## WHAT THE TASK ASKS
Write out the whole listing again, exactly.

##### RECORDS FOR THIS TASK

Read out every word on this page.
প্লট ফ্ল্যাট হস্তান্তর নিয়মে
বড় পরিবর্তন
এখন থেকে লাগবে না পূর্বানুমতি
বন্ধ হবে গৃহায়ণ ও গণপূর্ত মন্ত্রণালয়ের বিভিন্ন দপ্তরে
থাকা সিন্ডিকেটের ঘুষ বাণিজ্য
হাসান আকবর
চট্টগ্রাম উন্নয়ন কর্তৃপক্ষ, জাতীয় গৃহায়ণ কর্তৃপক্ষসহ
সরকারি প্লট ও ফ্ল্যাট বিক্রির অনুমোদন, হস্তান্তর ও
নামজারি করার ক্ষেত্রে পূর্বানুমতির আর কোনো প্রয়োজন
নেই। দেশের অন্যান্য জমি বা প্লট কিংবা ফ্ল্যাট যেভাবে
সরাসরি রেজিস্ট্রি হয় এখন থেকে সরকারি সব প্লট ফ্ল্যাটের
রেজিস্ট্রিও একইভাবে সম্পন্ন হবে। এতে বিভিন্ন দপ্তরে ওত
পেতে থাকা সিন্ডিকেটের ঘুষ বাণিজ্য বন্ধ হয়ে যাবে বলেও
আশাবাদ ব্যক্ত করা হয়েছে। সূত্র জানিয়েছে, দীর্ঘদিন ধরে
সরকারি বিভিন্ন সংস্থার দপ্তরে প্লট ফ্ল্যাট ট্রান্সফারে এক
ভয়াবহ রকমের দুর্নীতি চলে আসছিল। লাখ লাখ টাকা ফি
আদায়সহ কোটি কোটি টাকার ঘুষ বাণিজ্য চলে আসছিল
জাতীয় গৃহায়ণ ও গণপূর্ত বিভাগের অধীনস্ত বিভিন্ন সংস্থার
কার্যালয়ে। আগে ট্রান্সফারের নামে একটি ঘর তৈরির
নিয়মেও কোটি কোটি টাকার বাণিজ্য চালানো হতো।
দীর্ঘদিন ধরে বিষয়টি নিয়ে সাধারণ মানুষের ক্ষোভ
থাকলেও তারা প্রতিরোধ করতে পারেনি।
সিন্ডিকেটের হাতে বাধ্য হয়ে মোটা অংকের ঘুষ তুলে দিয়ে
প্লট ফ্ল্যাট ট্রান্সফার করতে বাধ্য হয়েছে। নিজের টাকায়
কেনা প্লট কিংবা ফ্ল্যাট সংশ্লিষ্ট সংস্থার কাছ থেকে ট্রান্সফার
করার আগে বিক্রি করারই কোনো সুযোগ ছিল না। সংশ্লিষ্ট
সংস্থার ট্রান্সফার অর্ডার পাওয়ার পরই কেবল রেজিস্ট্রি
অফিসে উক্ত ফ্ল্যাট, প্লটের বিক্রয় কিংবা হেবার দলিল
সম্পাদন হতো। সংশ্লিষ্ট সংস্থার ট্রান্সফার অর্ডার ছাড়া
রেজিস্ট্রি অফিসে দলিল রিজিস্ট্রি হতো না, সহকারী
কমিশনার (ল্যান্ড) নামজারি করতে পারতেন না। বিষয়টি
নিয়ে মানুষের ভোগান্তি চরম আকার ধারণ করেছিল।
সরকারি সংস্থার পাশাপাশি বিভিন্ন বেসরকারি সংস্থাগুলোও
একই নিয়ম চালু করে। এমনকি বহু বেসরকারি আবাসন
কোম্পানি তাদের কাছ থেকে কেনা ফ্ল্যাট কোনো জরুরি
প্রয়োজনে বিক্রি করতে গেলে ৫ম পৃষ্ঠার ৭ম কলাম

##########

## RESPONSE
Read out every word on this page.
প্লট ফ্ল্যাট হস্তান্তর নিয়মে
বড় পরিবর্তন
এখন থেকে লাগবে না পূর্বানুমতি
বন্ধ হবে গৃহায়ণ ও গণপূর্ত মন্ত্রণালয়ের বিভিন্ন দপ্তরে
থাকা সিন্ডিকেটের ঘুষ বাণিজ্য
হাসান আকবর
চট্টগ্রাম উন্নয়ন কর্তৃপক্ষ, জাতীয় গৃহায়ণ কর্তৃপক্ষসহ
সরকারি প্লট ও ফ্ল্যাট বিক্রির অনুমোদন, হস্তান্তর ও
নামজারি করার ক্ষেত্রে পূর্বানুমতির আর কোনো প্রয়োজন
নেই। দেশের অন্যান্য জমি বা প্লট কিংবা ফ্ল্যাট যেভাবে
সরাসরি রেজিস্ট্রি হয় এখন থেকে সরকারি সব প্লট ফ্ল্যাটের
রেজিস্ট্রিও একইভাবে সম্পন্ন হবে। এতে বিভিন্ন দপ্তরে ওত
পেতে থাকা সিন্ডিকেটের ঘুষ বাণিজ্য বন্ধ হয়ে যাবে বলেও
আশাবাদ ব্যক্ত করা হয়েছে। সূত্র জানিয়েছে, দীর্ঘদিন ধরে
সরকারি বিভিন্ন সংস্থার দপ্তরে প্লট ফ্ল্যাট ট্রান্সফারে এক
ভয়াবহ রকমের দুর্নীতি চলে আসছিল। লাখ লাখ টাকা ফি
আদায়সহ কোটি কোটি টাকার ঘুষ বাণিজ্য চলে আসছিল
জাতীয় গৃহায়ণ ও গণপূর্ত বিভাগের অধীনস্ত বিভিন্ন সংস্থার
কার্যালয়ে। আগে ট্রান্সফারের নামে একটি ঘর তৈরির
নিয়মেও কোটি কোটি টাকার বাণিজ্য চালানো হতো।
দীর্ঘদিন ধরে বিষয়টি নিয়ে সাধারণ মানুষের ক্ষোভ
থাকলেও তারা প্রতিরোধ করতে পারেনি।
সিন্ডিকেটের হাতে বাধ্য হয়ে মোটা অংকের ঘুষ তুলে দিয়ে
প্লট ফ্ল্যাট ট্রান্সফার করতে বাধ্য হয়েছে। নিজের টাকায়
কেনা প্লট কিংবা ফ্ল্যাট সংশ্লিষ্ট সংস্থার কাছ থেকে ট্রান্সফার
করার আগে বিক্রি করারই কোনো সুযোগ ছিল না। সংশ্লিষ্ট
সংস্থার ট্রান্সফার অর্ডার পাওয়ার পরই কেবল রেজিস্ট্রি
অফিসে উক্ত ফ্ল্যাট, প্লটের বিক্রয় কিংবা হেবার দলিল
সম্পাদন হতো। সংশ্লিষ্ট সংস্থার ট্রান্সফার অর্ডার ছাড়া
রেজিস্ট্রি অফিসে দলিল রিজিস্ট্রি হতো না, সহকারী
কমিশনার (ল্যান্ড) নামজারি করতে পারতেন না। বিষয়টি
নিয়ে মানুষের ভোগান্তি চরম আকার ধারণ করেছিল।
সরকারি সংস্থার পাশাপাশি বিভিন্ন বেসরকারি সংস্থাগুলোও
একই নিয়ম চালু করে। এমনকি বহু বেসরকারি আবাসন
কোম্পানি তাদের কাছ থেকে কেনা ফ্ল্যাট কোনো জরুরি
প্রয়োজনে বিক্রি করতে গেলে ৫ম পৃষ্ঠার ৭ম কলাম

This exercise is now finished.